- **Directive**:
Wherever "conseiller" appears in a line, list that line.

- **Rows**:
-- START --

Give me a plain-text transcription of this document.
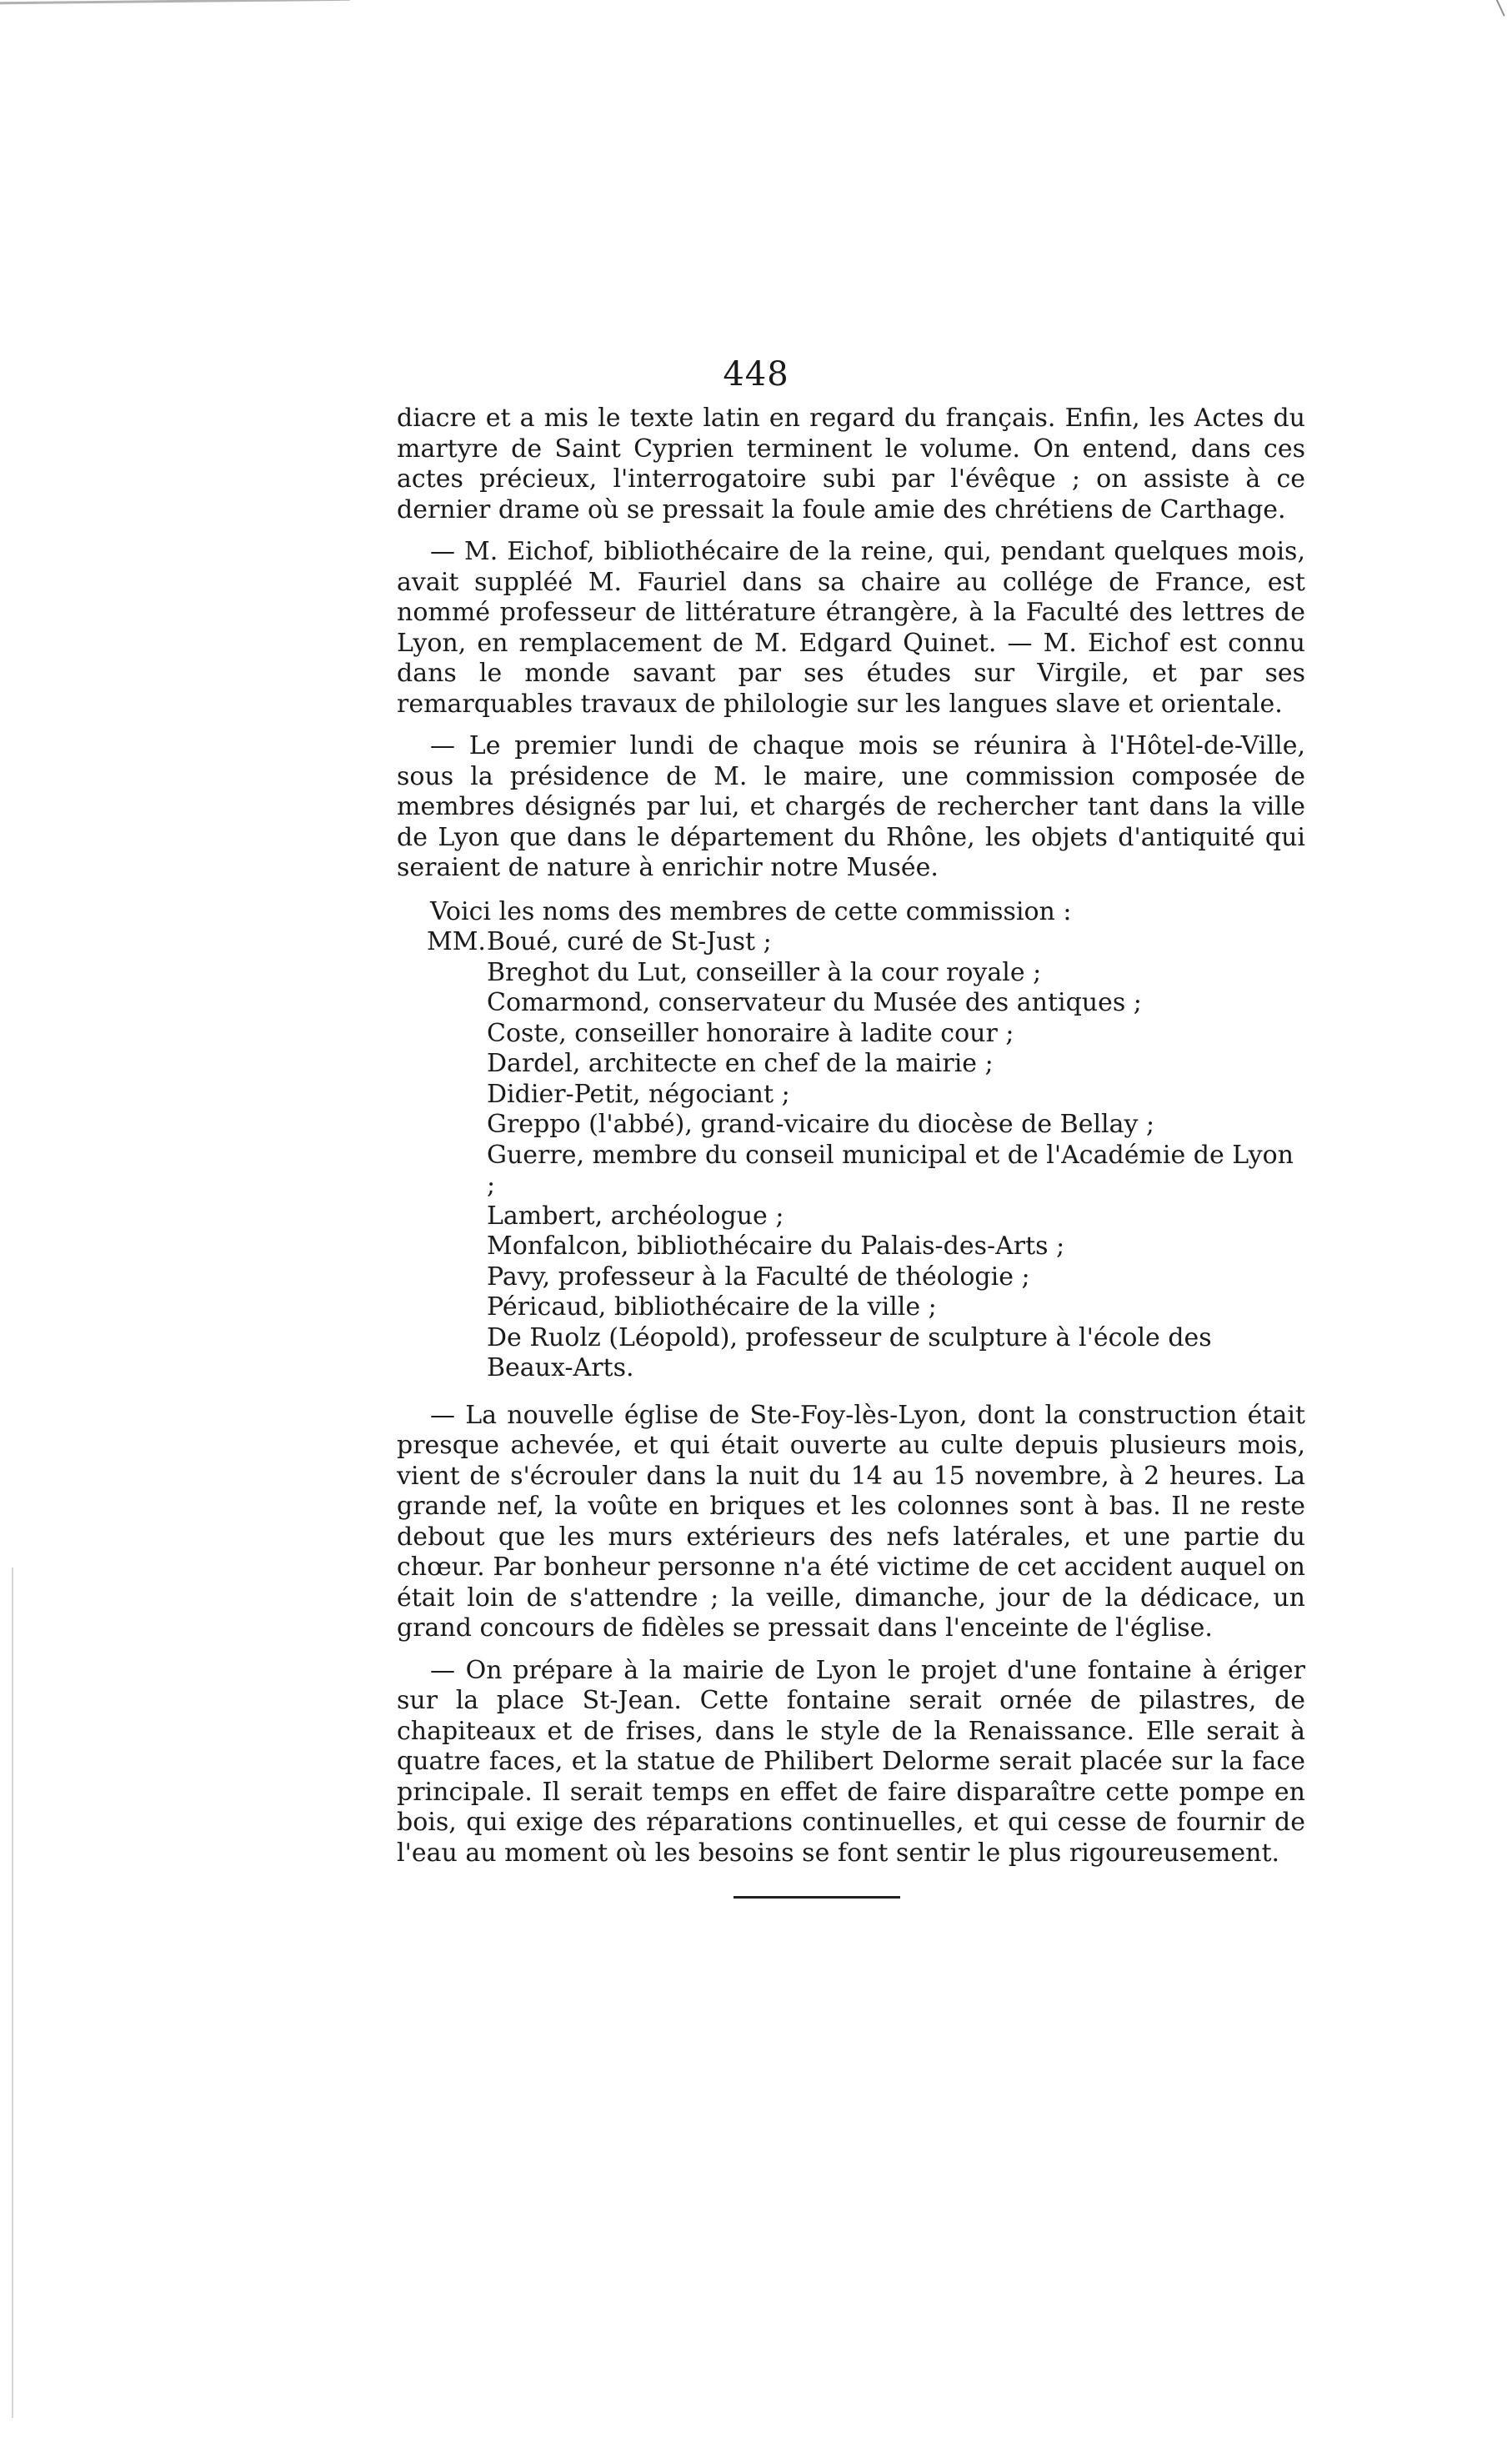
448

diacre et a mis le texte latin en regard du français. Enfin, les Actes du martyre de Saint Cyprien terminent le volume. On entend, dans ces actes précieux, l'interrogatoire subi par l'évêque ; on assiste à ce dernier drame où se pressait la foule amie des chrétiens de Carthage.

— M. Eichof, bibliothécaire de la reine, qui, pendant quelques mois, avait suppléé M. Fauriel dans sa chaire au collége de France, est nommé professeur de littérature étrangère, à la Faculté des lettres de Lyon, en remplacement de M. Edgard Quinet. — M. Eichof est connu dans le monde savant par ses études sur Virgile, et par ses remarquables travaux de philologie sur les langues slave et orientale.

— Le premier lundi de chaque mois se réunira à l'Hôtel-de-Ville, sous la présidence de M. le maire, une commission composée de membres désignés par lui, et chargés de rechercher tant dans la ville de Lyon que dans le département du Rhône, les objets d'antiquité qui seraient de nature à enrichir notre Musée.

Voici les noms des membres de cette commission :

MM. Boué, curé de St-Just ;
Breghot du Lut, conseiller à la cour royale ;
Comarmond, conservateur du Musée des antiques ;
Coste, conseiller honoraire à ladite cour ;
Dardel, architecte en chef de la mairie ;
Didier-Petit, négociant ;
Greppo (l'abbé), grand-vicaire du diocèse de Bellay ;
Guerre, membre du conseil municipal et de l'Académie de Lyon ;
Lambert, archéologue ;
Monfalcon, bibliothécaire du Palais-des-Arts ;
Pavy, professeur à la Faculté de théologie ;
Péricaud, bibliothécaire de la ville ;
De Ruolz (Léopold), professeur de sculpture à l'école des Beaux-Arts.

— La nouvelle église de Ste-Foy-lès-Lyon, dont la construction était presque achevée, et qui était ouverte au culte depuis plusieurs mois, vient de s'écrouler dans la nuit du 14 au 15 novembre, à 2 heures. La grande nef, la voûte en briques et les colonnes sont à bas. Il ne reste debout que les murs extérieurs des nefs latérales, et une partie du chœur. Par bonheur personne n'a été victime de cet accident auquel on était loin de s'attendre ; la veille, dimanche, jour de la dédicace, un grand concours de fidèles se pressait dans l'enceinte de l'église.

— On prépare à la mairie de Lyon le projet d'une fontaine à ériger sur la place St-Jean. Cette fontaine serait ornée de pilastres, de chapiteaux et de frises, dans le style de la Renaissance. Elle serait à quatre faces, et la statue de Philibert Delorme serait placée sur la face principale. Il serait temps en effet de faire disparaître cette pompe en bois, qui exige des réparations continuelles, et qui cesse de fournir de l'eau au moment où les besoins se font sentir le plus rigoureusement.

-- END --
-- START --

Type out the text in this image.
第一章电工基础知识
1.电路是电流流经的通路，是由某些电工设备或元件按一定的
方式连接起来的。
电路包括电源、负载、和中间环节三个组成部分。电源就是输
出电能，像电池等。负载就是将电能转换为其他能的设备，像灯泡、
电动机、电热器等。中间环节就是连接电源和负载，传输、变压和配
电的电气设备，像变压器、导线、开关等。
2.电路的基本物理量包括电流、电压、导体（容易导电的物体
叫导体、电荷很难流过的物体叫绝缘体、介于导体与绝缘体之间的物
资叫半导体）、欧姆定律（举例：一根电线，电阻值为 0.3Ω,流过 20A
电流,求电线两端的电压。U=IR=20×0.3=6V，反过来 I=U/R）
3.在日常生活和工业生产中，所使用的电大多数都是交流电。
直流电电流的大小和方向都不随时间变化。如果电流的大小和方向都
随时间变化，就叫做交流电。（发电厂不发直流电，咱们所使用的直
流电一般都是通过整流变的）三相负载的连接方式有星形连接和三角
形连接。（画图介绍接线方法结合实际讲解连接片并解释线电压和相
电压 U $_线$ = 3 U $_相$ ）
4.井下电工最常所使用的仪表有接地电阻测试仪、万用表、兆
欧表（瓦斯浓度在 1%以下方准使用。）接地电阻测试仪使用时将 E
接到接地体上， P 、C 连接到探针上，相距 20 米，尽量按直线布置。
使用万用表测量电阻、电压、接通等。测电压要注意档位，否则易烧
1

-- END --

- **Reply to the exercise**:
Breghot du Lut, conseiller à la cour royale ;
Coste, conseiller honoraire à ladite cour ;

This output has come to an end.